Given instruction: Copy out all the lines where "settings" shows up.

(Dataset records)
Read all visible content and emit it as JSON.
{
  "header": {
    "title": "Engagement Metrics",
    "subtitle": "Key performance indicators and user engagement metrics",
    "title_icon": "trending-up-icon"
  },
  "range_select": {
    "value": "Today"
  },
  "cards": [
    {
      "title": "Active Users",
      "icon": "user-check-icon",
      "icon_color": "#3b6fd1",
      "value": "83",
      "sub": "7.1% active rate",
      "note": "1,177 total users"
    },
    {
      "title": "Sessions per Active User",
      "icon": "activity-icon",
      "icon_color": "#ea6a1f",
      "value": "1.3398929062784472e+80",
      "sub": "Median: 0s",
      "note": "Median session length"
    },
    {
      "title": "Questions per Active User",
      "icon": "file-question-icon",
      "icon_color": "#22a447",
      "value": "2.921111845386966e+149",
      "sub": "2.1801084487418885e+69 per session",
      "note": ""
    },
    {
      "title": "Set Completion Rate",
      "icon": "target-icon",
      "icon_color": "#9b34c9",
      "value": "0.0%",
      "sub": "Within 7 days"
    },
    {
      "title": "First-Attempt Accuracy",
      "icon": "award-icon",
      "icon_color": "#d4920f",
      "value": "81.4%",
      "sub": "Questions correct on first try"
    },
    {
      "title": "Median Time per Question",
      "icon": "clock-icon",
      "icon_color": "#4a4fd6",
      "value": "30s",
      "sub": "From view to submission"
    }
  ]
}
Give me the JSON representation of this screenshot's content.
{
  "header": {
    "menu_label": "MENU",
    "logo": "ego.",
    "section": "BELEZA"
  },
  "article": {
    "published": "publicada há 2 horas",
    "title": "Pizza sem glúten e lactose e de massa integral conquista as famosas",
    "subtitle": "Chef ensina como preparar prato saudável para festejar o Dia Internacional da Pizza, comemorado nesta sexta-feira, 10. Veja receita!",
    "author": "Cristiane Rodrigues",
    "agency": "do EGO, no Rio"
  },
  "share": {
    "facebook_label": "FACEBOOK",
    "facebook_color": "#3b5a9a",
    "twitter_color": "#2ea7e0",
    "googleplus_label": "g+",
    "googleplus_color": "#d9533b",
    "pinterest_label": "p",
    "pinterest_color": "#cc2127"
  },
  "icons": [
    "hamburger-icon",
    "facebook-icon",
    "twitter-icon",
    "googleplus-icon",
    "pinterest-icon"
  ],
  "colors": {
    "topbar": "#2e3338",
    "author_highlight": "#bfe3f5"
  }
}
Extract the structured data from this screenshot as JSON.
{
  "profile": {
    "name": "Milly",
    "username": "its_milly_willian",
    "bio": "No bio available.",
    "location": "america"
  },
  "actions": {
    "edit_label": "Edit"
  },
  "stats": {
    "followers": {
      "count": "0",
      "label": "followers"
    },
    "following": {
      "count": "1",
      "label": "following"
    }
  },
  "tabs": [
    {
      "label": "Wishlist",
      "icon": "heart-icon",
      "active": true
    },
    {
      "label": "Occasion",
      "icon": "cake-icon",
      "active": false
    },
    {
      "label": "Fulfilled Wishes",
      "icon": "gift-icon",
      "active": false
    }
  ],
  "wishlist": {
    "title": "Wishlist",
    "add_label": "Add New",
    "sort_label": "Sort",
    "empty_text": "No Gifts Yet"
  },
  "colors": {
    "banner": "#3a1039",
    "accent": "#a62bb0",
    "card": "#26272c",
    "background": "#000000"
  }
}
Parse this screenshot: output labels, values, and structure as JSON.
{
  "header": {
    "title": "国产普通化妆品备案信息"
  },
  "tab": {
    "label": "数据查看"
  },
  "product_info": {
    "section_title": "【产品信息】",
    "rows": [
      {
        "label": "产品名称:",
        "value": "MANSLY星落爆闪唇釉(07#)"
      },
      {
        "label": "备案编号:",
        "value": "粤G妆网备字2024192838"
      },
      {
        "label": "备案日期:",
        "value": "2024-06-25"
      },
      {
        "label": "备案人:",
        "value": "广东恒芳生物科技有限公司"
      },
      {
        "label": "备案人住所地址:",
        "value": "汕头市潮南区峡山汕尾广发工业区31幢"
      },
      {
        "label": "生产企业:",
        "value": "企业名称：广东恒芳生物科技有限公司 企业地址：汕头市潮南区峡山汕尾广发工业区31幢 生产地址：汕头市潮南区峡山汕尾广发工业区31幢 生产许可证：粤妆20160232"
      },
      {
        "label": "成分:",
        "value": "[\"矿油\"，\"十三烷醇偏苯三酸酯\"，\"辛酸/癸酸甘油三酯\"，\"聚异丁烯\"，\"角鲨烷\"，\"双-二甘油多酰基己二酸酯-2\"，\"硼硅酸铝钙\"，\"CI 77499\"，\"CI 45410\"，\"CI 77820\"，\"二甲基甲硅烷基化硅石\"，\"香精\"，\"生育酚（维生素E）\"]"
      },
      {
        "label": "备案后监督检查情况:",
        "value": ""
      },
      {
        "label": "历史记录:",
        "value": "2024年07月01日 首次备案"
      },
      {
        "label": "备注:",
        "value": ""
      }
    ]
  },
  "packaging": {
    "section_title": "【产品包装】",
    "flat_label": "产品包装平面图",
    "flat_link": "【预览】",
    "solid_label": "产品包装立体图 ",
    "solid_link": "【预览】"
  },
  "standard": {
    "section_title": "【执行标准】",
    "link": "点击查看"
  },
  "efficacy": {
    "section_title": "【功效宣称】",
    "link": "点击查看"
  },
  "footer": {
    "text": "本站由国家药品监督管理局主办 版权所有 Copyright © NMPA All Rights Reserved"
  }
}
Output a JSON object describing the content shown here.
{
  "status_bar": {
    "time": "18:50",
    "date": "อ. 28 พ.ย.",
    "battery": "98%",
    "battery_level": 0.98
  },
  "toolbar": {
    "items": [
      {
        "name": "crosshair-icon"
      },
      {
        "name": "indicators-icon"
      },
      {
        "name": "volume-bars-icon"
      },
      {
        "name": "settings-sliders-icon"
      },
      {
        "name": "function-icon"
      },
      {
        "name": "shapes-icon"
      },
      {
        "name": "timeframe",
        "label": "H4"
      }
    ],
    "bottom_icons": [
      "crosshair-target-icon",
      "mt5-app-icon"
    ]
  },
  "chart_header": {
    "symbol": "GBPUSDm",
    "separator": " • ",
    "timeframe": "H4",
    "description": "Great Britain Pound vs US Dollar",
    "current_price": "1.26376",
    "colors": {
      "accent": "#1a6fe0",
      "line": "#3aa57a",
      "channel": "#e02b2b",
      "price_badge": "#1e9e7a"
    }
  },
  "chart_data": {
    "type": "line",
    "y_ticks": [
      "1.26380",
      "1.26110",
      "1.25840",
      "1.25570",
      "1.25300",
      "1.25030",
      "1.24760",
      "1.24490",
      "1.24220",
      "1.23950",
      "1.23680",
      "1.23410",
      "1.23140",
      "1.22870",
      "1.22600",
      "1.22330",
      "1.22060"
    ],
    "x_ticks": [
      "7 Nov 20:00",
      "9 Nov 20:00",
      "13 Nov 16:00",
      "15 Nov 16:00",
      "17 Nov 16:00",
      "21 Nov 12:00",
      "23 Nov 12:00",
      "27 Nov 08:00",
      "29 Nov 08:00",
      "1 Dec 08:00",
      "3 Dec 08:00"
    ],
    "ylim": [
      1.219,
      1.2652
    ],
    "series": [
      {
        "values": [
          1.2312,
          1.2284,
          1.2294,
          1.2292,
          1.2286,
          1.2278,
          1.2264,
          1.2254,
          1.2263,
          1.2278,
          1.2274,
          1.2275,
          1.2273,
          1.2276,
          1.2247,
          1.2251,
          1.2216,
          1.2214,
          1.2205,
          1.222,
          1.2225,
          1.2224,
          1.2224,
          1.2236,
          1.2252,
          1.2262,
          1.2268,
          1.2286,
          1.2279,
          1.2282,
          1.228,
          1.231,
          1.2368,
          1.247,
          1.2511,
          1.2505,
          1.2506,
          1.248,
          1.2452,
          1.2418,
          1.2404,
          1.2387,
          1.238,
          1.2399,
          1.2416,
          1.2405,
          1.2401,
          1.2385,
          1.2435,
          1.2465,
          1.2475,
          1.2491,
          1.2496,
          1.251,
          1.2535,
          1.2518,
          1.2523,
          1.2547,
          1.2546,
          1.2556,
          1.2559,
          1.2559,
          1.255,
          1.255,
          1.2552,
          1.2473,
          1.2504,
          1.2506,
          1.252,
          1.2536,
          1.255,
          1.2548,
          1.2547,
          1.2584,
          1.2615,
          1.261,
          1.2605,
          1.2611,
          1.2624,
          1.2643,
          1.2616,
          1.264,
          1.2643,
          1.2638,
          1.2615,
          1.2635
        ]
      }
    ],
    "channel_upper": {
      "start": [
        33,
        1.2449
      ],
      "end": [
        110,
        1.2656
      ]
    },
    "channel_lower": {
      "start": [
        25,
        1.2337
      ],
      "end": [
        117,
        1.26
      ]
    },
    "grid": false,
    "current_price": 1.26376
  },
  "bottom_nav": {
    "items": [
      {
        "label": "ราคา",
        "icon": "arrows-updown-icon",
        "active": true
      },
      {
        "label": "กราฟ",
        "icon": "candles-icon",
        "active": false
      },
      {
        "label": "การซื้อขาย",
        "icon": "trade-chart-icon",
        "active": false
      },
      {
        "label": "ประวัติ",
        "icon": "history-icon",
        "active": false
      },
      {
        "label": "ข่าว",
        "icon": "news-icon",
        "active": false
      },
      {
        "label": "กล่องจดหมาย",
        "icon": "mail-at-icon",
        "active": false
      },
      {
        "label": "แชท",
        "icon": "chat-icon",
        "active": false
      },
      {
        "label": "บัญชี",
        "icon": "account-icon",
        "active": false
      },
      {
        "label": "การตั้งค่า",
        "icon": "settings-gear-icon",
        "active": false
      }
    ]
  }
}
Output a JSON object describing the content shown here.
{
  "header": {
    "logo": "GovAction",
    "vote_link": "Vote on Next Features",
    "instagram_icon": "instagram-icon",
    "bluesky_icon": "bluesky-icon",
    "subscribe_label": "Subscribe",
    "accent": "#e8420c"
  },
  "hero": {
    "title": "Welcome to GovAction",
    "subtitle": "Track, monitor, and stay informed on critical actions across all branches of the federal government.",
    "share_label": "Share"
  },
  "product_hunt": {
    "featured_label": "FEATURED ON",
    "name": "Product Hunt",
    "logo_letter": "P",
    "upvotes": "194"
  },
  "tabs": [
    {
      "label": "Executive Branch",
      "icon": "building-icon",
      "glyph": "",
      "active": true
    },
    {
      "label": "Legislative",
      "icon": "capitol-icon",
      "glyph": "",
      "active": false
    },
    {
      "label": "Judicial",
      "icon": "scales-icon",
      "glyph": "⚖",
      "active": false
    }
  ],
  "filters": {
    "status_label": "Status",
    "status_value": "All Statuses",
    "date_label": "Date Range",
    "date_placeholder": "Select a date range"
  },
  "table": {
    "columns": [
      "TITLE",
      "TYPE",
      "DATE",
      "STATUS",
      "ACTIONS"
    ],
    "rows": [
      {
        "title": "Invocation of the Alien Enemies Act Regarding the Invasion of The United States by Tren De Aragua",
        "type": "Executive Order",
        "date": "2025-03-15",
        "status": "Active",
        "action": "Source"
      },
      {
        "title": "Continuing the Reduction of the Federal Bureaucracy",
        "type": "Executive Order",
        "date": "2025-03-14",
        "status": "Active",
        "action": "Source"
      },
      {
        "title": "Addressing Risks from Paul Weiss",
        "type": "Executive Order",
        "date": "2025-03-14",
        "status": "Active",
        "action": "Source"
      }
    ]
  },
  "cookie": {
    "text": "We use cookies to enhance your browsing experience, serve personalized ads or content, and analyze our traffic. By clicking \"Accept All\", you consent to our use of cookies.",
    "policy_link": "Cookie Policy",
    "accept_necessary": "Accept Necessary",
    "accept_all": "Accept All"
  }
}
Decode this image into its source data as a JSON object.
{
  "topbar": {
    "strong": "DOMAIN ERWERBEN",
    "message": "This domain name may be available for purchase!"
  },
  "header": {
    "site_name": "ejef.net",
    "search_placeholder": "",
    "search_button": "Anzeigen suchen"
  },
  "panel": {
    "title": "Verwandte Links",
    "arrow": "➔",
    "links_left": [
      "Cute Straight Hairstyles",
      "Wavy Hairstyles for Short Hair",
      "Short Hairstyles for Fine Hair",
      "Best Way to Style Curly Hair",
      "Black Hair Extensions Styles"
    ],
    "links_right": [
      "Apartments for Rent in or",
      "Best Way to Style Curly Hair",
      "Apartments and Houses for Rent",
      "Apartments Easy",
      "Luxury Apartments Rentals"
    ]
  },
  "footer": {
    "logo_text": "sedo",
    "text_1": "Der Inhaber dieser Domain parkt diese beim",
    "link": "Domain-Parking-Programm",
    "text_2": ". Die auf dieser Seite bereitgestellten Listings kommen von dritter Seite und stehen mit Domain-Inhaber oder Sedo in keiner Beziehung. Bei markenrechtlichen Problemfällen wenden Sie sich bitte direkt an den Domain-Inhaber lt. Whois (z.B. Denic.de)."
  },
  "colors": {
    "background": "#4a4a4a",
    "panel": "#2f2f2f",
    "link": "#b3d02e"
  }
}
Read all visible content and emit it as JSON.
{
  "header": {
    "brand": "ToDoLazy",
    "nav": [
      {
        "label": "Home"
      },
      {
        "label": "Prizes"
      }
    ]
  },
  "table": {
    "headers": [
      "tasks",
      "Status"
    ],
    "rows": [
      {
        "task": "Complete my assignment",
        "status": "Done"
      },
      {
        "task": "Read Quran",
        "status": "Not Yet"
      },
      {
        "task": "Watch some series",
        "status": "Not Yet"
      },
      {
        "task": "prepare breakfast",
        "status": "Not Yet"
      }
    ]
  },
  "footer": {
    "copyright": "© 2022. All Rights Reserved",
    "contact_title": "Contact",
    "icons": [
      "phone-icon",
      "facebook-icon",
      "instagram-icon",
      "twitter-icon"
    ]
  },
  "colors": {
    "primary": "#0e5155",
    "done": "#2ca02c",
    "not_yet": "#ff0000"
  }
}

Response:
        "name": "settings-sliders-icon"
        "icon": "settings-gear-icon",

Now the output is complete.